++++ Exercise material

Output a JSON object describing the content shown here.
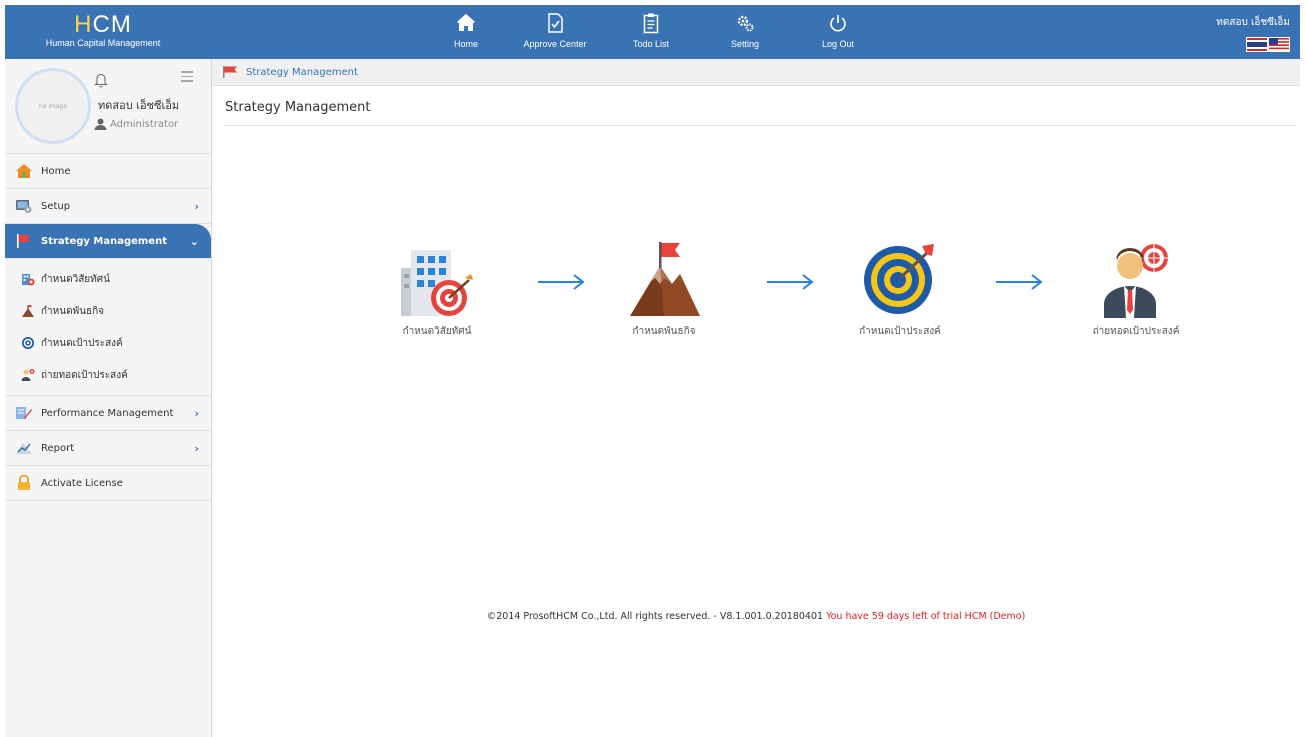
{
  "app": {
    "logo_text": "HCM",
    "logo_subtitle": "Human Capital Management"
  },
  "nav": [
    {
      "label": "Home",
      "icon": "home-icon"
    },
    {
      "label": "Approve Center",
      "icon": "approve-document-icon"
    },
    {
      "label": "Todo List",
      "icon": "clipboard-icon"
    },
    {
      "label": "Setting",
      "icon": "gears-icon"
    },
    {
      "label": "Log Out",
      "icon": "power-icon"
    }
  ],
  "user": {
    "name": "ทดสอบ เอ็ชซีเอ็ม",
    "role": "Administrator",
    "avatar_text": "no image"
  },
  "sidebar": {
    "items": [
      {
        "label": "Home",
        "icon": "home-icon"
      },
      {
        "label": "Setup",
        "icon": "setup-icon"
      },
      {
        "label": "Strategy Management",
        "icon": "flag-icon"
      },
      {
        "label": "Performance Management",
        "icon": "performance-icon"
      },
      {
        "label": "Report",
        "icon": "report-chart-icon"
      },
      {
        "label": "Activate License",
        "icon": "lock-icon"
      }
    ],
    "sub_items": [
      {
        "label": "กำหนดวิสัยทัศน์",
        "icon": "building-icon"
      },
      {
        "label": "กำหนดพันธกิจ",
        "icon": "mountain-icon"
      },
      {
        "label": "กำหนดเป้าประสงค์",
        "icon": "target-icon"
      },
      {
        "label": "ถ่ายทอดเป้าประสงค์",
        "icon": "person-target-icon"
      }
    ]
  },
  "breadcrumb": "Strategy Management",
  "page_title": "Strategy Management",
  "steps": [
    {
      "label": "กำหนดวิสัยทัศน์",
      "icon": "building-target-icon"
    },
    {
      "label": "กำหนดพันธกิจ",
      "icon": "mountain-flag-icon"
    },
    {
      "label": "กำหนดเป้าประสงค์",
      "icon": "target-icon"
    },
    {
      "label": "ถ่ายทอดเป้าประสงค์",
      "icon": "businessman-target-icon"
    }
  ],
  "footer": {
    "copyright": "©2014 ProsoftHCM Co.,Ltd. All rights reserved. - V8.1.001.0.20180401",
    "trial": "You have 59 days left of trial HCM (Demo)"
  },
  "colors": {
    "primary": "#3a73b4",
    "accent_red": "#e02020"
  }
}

++++++++
++++ Exercise material

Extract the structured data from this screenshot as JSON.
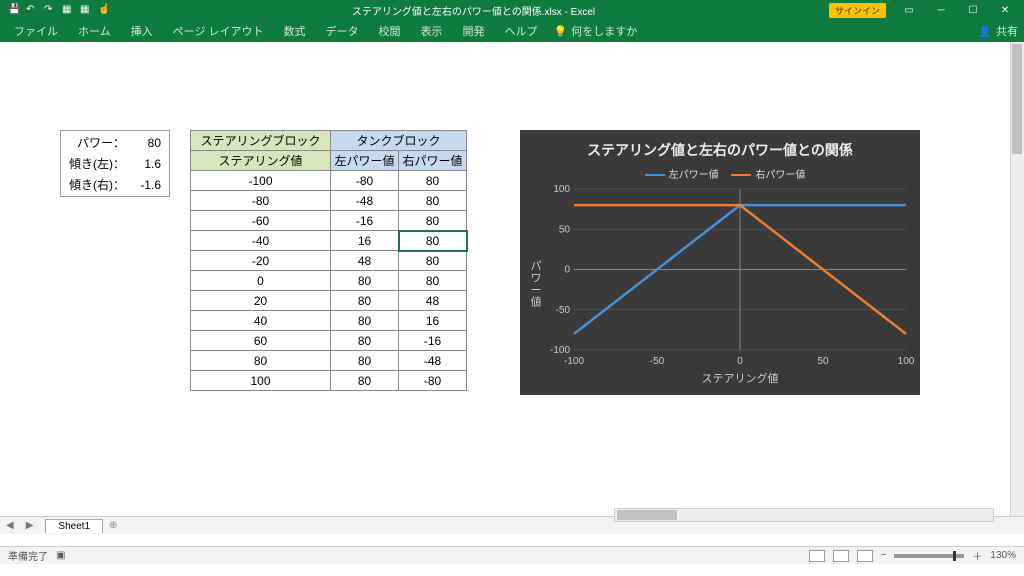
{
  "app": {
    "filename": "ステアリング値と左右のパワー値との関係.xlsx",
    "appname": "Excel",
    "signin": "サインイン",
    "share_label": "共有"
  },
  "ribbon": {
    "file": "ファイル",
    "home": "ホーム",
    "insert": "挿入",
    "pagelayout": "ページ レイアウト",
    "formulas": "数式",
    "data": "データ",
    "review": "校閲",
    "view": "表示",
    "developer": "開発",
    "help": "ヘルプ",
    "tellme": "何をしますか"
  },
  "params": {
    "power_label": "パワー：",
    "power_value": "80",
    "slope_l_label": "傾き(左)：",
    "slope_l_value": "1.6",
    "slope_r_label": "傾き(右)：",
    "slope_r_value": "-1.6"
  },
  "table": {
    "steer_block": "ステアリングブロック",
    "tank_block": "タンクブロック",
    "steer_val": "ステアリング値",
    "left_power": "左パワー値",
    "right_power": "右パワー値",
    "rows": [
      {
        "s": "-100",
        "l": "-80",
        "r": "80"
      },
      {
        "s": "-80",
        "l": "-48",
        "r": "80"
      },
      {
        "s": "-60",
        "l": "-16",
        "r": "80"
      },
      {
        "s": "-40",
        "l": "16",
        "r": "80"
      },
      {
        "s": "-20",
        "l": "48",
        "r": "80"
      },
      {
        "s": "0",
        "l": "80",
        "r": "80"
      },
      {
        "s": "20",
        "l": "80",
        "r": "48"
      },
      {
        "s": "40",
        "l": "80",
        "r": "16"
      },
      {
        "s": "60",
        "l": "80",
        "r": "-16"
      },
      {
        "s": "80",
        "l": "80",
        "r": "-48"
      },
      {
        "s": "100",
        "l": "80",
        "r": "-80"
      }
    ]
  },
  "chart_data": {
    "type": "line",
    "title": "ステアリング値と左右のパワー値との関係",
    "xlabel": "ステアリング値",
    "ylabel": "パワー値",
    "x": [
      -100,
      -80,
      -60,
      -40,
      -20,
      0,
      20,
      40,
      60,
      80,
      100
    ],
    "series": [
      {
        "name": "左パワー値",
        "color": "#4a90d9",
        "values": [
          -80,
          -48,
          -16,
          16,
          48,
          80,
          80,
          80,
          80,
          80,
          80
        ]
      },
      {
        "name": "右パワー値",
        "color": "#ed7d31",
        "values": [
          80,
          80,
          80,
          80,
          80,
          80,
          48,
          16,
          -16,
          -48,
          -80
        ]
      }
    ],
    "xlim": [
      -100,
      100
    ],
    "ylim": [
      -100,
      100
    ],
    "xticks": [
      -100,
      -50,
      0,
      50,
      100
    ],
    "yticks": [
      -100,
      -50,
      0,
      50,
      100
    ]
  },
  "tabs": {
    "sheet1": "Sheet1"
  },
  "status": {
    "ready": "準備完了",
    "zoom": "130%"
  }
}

++++++++

Instructions for the task
Go through the material above and count the lines that contain "Management"; give that number alone.

Answer to this problem
5